--- start ---

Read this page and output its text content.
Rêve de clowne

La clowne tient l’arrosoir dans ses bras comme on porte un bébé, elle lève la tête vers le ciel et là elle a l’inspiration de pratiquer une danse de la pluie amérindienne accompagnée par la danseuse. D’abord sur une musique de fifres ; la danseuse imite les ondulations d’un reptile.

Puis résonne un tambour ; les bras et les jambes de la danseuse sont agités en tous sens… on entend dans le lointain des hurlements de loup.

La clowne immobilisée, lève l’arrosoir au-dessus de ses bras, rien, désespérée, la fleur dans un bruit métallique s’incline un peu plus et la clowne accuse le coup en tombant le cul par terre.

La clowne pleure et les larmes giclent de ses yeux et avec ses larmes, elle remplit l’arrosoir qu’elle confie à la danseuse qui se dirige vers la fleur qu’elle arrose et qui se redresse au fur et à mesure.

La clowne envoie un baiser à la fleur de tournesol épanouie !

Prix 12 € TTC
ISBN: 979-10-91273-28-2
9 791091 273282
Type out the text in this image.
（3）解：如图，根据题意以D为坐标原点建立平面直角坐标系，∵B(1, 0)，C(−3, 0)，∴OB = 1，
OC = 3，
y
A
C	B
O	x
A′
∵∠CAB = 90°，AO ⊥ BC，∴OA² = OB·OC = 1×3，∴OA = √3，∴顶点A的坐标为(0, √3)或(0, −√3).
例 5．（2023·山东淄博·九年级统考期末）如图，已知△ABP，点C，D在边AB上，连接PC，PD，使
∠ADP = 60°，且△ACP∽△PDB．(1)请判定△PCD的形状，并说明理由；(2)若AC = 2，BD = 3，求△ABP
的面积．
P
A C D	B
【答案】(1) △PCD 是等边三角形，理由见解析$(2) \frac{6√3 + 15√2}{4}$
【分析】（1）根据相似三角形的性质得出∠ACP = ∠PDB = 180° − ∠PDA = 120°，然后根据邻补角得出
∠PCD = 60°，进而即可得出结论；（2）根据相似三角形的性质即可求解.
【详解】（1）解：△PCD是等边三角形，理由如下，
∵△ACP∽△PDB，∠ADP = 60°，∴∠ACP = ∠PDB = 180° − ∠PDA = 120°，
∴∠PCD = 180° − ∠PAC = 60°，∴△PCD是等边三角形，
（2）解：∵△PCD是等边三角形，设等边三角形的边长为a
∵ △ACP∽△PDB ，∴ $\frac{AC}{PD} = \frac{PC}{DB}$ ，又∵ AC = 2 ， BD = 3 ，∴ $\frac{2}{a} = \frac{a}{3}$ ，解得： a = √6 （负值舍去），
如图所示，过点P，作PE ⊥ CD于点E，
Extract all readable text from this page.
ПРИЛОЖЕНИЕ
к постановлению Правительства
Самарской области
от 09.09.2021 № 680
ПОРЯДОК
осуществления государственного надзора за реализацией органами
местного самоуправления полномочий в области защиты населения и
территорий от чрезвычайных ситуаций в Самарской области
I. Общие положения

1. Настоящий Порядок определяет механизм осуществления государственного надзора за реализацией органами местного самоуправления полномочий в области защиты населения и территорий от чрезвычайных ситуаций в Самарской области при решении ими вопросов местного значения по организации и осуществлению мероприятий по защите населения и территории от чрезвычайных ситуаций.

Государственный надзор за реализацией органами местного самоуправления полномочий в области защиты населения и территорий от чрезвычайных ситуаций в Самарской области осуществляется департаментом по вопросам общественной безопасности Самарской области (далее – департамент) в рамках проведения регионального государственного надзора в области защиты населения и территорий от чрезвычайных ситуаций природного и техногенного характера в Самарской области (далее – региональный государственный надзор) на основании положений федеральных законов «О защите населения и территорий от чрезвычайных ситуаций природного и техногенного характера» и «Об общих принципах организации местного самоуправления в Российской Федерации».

--- end ---

AIM -> Each line of the material above needs to be quoted exactly, please.

TASK ANSWER ->
Read this page and output its text content.
Rêve de clowne

La clowne tient l’arrosoir dans ses bras comme on porte un bébé, elle lève la tête vers le ciel et là elle a l’inspiration de pratiquer une danse de la pluie amérindienne accompagnée par la danseuse. D’abord sur une musique de fifres ; la danseuse imite les ondulations d’un reptile.

Puis résonne un tambour ; les bras et les jambes de la danseuse sont agités en tous sens… on entend dans le lointain des hurlements de loup.

La clowne immobilisée, lève l’arrosoir au-dessus de ses bras, rien, désespérée, la fleur dans un bruit métallique s’incline un peu plus et la clowne accuse le coup en tombant le cul par terre.

La clowne pleure et les larmes giclent de ses yeux et avec ses larmes, elle remplit l’arrosoir qu’elle confie à la danseuse qui se dirige vers la fleur qu’elle arrose et qui se redresse au fur et à mesure.

La clowne envoie un baiser à la fleur de tournesol épanouie !

Prix 12 € TTC
ISBN: 979-10-91273-28-2
9 791091 273282
Type out the text in this image.
（3）解：如图，根据题意以D为坐标原点建立平面直角坐标系，∵B(1, 0)，C(−3, 0)，∴OB = 1，
OC = 3，
y
A
C	B
O	x
A′
∵∠CAB = 90°，AO ⊥ BC，∴OA² = OB·OC = 1×3，∴OA = √3，∴顶点A的坐标为(0, √3)或(0, −√3).
例 5．（2023·山东淄博·九年级统考期末）如图，已知△ABP，点C，D在边AB上，连接PC，PD，使
∠ADP = 60°，且△ACP∽△PDB．(1)请判定△PCD的形状，并说明理由；(2)若AC = 2，BD = 3，求△ABP
的面积．
P
A C D	B
【答案】(1) △PCD 是等边三角形，理由见解析$(2) \frac{6√3 + 15√2}{4}$
【分析】（1）根据相似三角形的性质得出∠ACP = ∠PDB = 180° − ∠PDA = 120°，然后根据邻补角得出
∠PCD = 60°，进而即可得出结论；（2）根据相似三角形的性质即可求解.
【详解】（1）解：△PCD是等边三角形，理由如下，
∵△ACP∽△PDB，∠ADP = 60°，∴∠ACP = ∠PDB = 180° − ∠PDA = 120°，
∴∠PCD = 180° − ∠PAC = 60°，∴△PCD是等边三角形，
（2）解：∵△PCD是等边三角形，设等边三角形的边长为a
∵ △ACP∽△PDB ，∴ $\frac{AC}{PD} = \frac{PC}{DB}$ ，又∵ AC = 2 ， BD = 3 ，∴ $\frac{2}{a} = \frac{a}{3}$ ，解得： a = √6 （负值舍去），
如图所示，过点P，作PE ⊥ CD于点E，
Extract all readable text from this page.
ПРИЛОЖЕНИЕ
к постановлению Правительства
Самарской области
от 09.09.2021 № 680
ПОРЯДОК
осуществления государственного надзора за реализацией органами
местного самоуправления полномочий в области защиты населения и
территорий от чрезвычайных ситуаций в Самарской области
I. Общие положения

1. Настоящий Порядок определяет механизм осуществления государственного надзора за реализацией органами местного самоуправления полномочий в области защиты населения и территорий от чрезвычайных ситуаций в Самарской области при решении ими вопросов местного значения по организации и осуществлению мероприятий по защите населения и территории от чрезвычайных ситуаций.

Государственный надзор за реализацией органами местного самоуправления полномочий в области защиты населения и территорий от чрезвычайных ситуаций в Самарской области осуществляется департаментом по вопросам общественной безопасности Самарской области (далее – департамент) в рамках проведения регионального государственного надзора в области защиты населения и территорий от чрезвычайных ситуаций природного и техногенного характера в Самарской области (далее – региональный государственный надзор) на основании положений федеральных законов «О защите населения и территорий от чрезвычайных ситуаций природного и техногенного характера» и «Об общих принципах организации местного самоуправления в Российской Федерации».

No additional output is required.